_What the task requires_: Identify all lines below that hold "кухне" and collect them.

[Data records]
>>

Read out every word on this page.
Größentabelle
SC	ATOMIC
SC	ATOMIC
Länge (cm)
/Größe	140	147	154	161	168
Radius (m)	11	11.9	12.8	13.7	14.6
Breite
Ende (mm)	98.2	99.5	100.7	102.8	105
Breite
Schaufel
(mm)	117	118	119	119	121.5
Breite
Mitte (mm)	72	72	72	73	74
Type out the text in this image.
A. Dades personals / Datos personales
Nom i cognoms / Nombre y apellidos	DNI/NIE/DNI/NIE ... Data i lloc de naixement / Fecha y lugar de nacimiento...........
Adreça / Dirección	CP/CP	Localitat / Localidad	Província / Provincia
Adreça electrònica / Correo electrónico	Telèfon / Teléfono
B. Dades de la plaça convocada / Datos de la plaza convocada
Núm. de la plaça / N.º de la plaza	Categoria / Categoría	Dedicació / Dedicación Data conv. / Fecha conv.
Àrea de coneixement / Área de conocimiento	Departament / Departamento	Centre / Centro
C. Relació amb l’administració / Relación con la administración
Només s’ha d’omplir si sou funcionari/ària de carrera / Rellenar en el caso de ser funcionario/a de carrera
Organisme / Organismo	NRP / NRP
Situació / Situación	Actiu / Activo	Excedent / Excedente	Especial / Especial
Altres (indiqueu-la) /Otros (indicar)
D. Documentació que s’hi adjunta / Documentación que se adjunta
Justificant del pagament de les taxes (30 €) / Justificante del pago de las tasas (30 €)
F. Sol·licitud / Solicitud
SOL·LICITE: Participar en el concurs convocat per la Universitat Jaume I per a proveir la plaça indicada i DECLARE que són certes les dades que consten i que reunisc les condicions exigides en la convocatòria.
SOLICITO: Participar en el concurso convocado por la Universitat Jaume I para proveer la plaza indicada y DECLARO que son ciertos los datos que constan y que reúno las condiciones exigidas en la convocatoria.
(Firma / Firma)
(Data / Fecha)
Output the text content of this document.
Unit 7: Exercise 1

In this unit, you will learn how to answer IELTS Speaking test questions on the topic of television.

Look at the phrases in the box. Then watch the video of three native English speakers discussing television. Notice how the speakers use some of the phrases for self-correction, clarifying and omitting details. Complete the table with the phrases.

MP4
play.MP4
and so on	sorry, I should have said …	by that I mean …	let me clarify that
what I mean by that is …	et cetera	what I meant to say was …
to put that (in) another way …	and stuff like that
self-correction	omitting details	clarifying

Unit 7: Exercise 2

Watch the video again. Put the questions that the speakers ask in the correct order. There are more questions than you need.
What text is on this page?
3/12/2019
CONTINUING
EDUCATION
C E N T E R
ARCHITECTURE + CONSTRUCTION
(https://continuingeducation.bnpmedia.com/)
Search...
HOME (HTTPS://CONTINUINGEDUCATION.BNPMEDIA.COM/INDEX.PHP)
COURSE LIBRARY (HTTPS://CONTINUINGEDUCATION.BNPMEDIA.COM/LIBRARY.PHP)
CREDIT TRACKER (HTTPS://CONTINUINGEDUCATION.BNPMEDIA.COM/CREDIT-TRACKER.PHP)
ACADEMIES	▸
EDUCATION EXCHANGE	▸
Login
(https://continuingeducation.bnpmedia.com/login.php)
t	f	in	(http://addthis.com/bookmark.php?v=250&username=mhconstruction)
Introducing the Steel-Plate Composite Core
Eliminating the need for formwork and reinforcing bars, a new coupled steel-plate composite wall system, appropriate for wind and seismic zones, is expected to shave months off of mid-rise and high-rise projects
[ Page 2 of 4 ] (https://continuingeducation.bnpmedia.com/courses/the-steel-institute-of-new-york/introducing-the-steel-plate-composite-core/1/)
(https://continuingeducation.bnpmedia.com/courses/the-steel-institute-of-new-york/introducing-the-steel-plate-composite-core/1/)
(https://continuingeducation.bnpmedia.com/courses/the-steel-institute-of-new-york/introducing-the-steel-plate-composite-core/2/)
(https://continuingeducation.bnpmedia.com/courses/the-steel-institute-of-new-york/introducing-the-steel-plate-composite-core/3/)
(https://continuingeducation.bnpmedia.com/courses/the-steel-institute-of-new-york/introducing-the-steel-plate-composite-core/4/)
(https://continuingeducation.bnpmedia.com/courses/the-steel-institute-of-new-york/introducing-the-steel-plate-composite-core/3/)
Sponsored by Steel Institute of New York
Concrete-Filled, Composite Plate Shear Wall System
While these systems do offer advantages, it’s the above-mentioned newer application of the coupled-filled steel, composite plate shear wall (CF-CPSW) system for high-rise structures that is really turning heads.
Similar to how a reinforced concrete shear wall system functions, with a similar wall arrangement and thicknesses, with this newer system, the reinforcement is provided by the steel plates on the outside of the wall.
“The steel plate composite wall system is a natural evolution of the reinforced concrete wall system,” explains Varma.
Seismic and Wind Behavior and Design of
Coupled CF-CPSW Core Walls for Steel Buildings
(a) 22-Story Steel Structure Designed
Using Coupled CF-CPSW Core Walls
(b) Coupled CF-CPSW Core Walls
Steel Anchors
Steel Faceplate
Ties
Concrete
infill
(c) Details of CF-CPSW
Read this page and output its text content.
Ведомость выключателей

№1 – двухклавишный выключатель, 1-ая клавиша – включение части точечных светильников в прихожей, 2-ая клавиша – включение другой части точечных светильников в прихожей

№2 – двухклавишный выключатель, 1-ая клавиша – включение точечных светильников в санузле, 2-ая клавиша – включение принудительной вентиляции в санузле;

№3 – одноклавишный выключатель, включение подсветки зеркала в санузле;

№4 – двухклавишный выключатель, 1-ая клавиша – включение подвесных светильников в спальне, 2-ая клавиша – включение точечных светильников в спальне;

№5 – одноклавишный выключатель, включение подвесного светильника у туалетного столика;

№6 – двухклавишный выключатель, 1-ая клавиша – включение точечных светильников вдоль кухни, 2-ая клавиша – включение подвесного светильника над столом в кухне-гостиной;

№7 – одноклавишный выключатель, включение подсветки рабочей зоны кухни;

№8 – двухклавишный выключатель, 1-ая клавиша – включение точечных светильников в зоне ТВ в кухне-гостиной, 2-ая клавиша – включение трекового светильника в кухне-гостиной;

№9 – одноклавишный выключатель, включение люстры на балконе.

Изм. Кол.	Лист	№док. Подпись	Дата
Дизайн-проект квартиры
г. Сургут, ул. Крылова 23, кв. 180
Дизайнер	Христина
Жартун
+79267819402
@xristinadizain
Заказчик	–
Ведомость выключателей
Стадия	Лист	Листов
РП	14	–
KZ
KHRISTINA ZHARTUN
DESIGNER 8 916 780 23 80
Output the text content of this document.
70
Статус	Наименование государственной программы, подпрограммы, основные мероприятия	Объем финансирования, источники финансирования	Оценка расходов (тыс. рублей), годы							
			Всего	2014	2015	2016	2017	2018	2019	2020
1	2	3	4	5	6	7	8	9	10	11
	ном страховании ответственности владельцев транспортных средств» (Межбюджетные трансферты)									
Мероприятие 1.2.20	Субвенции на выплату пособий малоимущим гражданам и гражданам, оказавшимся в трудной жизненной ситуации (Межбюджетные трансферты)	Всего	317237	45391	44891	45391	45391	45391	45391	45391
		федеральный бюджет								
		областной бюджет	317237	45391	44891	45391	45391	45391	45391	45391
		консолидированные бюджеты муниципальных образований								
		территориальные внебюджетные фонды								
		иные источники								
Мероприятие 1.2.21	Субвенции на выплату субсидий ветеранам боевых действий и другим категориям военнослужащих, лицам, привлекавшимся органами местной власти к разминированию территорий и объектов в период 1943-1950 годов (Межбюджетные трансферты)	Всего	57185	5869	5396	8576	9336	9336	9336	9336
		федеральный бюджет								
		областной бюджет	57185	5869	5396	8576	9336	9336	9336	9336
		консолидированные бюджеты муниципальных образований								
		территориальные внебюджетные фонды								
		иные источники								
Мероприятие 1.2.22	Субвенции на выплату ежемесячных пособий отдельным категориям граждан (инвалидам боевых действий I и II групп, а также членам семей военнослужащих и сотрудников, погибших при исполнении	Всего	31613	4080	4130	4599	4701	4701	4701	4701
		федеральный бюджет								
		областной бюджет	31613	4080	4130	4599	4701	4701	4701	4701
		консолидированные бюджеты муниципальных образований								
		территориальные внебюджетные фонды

<<

_Expected answer_:
№6 – двухклавишный выключатель, 1-ая клавиша – включение точечных светильников вдоль кухни, 2-ая клавиша – включение подвесного светильника над столом в кухне-гостиной;
№8 – двухклавишный выключатель, 1-ая клавиша – включение точечных светильников в зоне ТВ в кухне-гостиной, 2-ая клавиша – включение трекового светильника в кухне-гостиной;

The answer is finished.